--- Your objective ---
Scan the records for the word "Breusch". Copy each line that includes it.

════════════════

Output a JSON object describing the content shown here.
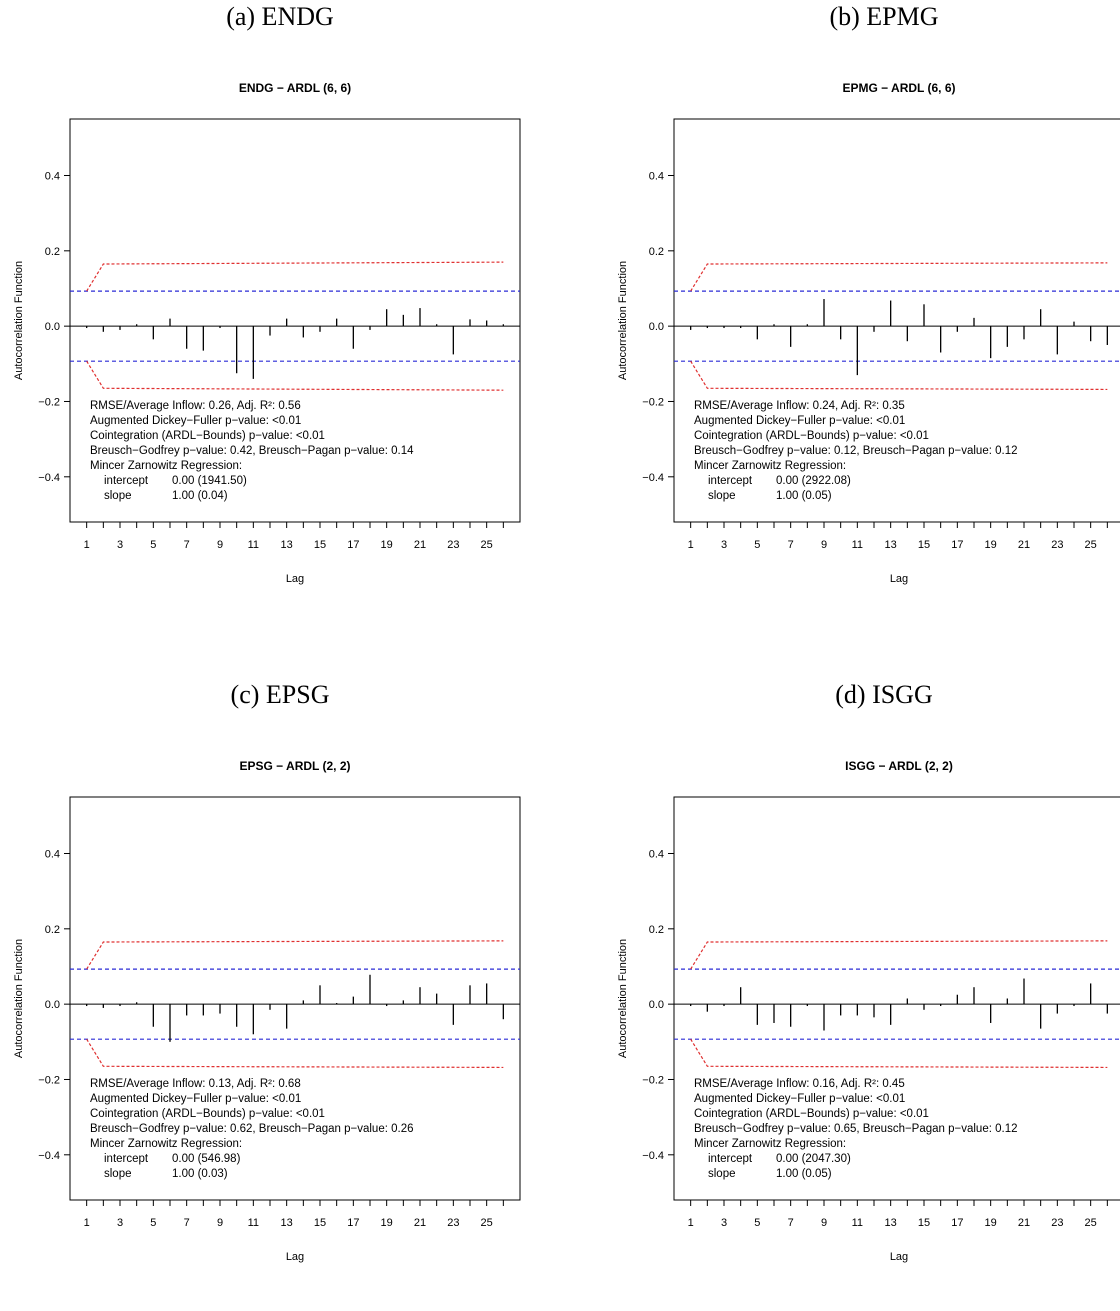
{
  "colors": {
    "ci_blue": "#2b2bd6",
    "band_red": "#e03030",
    "bar": "#000000",
    "zero": "#000000"
  },
  "panels": [
    {
      "caption": "(a) ENDG",
      "annotations": {
        "line1": "RMSE/Average Inflow:  0.26, Adj. R²:  0.56",
        "line2": "Augmented Dickey−Fuller p−value:  <0.01",
        "line3": "Cointegration (ARDL−Bounds) p−value:  <0.01",
        "line4": "Breusch−Godfrey p−value:  0.42, Breusch−Pagan p−value:  0.14",
        "line5": "Mincer Zarnowitz Regression:",
        "intercept_label": "intercept",
        "intercept_value": "0.00 (1941.50)",
        "slope_label": "slope",
        "slope_value": "1.00  (0.04)"
      }
    },
    {
      "caption": "(b) EPMG",
      "annotations": {
        "line1": "RMSE/Average Inflow:  0.24, Adj. R²:  0.35",
        "line2": "Augmented Dickey−Fuller p−value:  <0.01",
        "line3": "Cointegration (ARDL−Bounds) p−value:  <0.01",
        "line4": "Breusch−Godfrey p−value:  0.12, Breusch−Pagan p−value:  0.12",
        "line5": "Mincer Zarnowitz Regression:",
        "intercept_label": "intercept",
        "intercept_value": "0.00 (2922.08)",
        "slope_label": "slope",
        "slope_value": "1.00  (0.05)"
      }
    },
    {
      "caption": "(c) EPSG",
      "annotations": {
        "line1": "RMSE/Average Inflow:  0.13, Adj. R²:  0.68",
        "line2": "Augmented Dickey−Fuller p−value:  <0.01",
        "line3": "Cointegration (ARDL−Bounds) p−value:  <0.01",
        "line4": "Breusch−Godfrey p−value:  0.62, Breusch−Pagan p−value:  0.26",
        "line5": "Mincer Zarnowitz Regression:",
        "intercept_label": "intercept",
        "intercept_value": "0.00 (546.98)",
        "slope_label": "slope",
        "slope_value": "1.00  (0.03)"
      }
    },
    {
      "caption": "(d) ISGG",
      "annotations": {
        "line1": "RMSE/Average Inflow:  0.16, Adj. R²:  0.45",
        "line2": "Augmented Dickey−Fuller p−value:  <0.01",
        "line3": "Cointegration (ARDL−Bounds) p−value:  <0.01",
        "line4": "Breusch−Godfrey p−value:  0.65, Breusch−Pagan p−value:  0.12",
        "line5": "Mincer Zarnowitz Regression:",
        "intercept_label": "intercept",
        "intercept_value": "0.00 (2047.30)",
        "slope_label": "slope",
        "slope_value": "1.00  (0.05)"
      }
    }
  ],
  "chart_data": [
    {
      "type": "bar",
      "title": "ENDG − ARDL (6, 6)",
      "xlabel": "Lag",
      "ylabel": "Autocorrelation Function",
      "ylim": [
        -0.52,
        0.55
      ],
      "xlim": [
        0,
        27
      ],
      "yticks": [
        -0.4,
        -0.2,
        0.0,
        0.2,
        0.4
      ],
      "ytick_labels": [
        "−0.4",
        "−0.2",
        "0.0",
        "0.2",
        "0.4"
      ],
      "xticks": [
        1,
        3,
        5,
        7,
        9,
        11,
        13,
        15,
        17,
        19,
        21,
        23,
        25
      ],
      "x": [
        1,
        2,
        3,
        4,
        5,
        6,
        7,
        8,
        9,
        10,
        11,
        12,
        13,
        14,
        15,
        16,
        17,
        18,
        19,
        20,
        21,
        22,
        23,
        24,
        25,
        26
      ],
      "values": [
        -0.005,
        -0.015,
        -0.01,
        0.005,
        -0.035,
        0.02,
        -0.06,
        -0.065,
        -0.005,
        -0.125,
        -0.14,
        -0.025,
        0.02,
        -0.03,
        -0.015,
        0.02,
        -0.06,
        -0.01,
        0.045,
        0.03,
        0.048,
        0.005,
        -0.075,
        0.018,
        0.015,
        0.005
      ],
      "ci": 0.093,
      "band": {
        "start": 0.093,
        "end": 0.165,
        "final": 0.17
      }
    },
    {
      "type": "bar",
      "title": "EPMG − ARDL (6, 6)",
      "xlabel": "Lag",
      "ylabel": "Autocorrelation Function",
      "ylim": [
        -0.52,
        0.55
      ],
      "xlim": [
        0,
        27
      ],
      "yticks": [
        -0.4,
        -0.2,
        0.0,
        0.2,
        0.4
      ],
      "ytick_labels": [
        "−0.4",
        "−0.2",
        "0.0",
        "0.2",
        "0.4"
      ],
      "xticks": [
        1,
        3,
        5,
        7,
        9,
        11,
        13,
        15,
        17,
        19,
        21,
        23,
        25
      ],
      "x": [
        1,
        2,
        3,
        4,
        5,
        6,
        7,
        8,
        9,
        10,
        11,
        12,
        13,
        14,
        15,
        16,
        17,
        18,
        19,
        20,
        21,
        22,
        23,
        24,
        25,
        26
      ],
      "values": [
        -0.01,
        -0.005,
        -0.005,
        -0.005,
        -0.035,
        0.005,
        -0.055,
        0.005,
        0.072,
        -0.035,
        -0.13,
        -0.015,
        0.068,
        -0.04,
        0.058,
        -0.07,
        -0.015,
        0.022,
        -0.085,
        -0.055,
        -0.035,
        0.045,
        -0.075,
        0.012,
        -0.04,
        -0.05
      ],
      "ci": 0.093,
      "band": {
        "start": 0.093,
        "end": 0.165,
        "final": 0.168
      }
    },
    {
      "type": "bar",
      "title": "EPSG − ARDL (2, 2)",
      "xlabel": "Lag",
      "ylabel": "Autocorrelation Function",
      "ylim": [
        -0.52,
        0.55
      ],
      "xlim": [
        0,
        27
      ],
      "yticks": [
        -0.4,
        -0.2,
        0.0,
        0.2,
        0.4
      ],
      "ytick_labels": [
        "−0.4",
        "−0.2",
        "0.0",
        "0.2",
        "0.4"
      ],
      "xticks": [
        1,
        3,
        5,
        7,
        9,
        11,
        13,
        15,
        17,
        19,
        21,
        23,
        25
      ],
      "x": [
        1,
        2,
        3,
        4,
        5,
        6,
        7,
        8,
        9,
        10,
        11,
        12,
        13,
        14,
        15,
        16,
        17,
        18,
        19,
        20,
        21,
        22,
        23,
        24,
        25,
        26
      ],
      "values": [
        -0.005,
        -0.01,
        -0.005,
        0.005,
        -0.06,
        -0.1,
        -0.03,
        -0.03,
        -0.025,
        -0.06,
        -0.08,
        -0.015,
        -0.065,
        0.01,
        0.05,
        0.003,
        0.02,
        0.078,
        -0.005,
        0.01,
        0.045,
        0.028,
        -0.055,
        0.05,
        0.055,
        -0.04
      ],
      "ci": 0.093,
      "band": {
        "start": 0.093,
        "end": 0.165,
        "final": 0.168
      }
    },
    {
      "type": "bar",
      "title": "ISGG − ARDL (2, 2)",
      "xlabel": "Lag",
      "ylabel": "Autocorrelation Function",
      "ylim": [
        -0.52,
        0.55
      ],
      "xlim": [
        0,
        27
      ],
      "yticks": [
        -0.4,
        -0.2,
        0.0,
        0.2,
        0.4
      ],
      "ytick_labels": [
        "−0.4",
        "−0.2",
        "0.0",
        "0.2",
        "0.4"
      ],
      "xticks": [
        1,
        3,
        5,
        7,
        9,
        11,
        13,
        15,
        17,
        19,
        21,
        23,
        25
      ],
      "x": [
        1,
        2,
        3,
        4,
        5,
        6,
        7,
        8,
        9,
        10,
        11,
        12,
        13,
        14,
        15,
        16,
        17,
        18,
        19,
        20,
        21,
        22,
        23,
        24,
        25,
        26
      ],
      "values": [
        -0.005,
        -0.02,
        -0.005,
        0.045,
        -0.055,
        -0.05,
        -0.06,
        -0.005,
        -0.07,
        -0.03,
        -0.03,
        -0.035,
        -0.055,
        0.015,
        -0.015,
        -0.005,
        0.025,
        0.045,
        -0.05,
        0.015,
        0.068,
        -0.065,
        -0.025,
        -0.005,
        0.055,
        -0.025
      ],
      "ci": 0.093,
      "band": {
        "start": 0.093,
        "end": 0.165,
        "final": 0.168
      }
    }
  ]
}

════════════════

--- Task result ---
        "line4": "Breusch−Godfrey p−value:  0.42, Breusch−Pagan p−value:  0.14",
        "line4": "Breusch−Godfrey p−value:  0.12, Breusch−Pagan p−value:  0.12",
        "line4": "Breusch−Godfrey p−value:  0.62, Breusch−Pagan p−value:  0.26",
        "line4": "Breusch−Godfrey p−value:  0.65, Breusch−Pagan p−value:  0.12",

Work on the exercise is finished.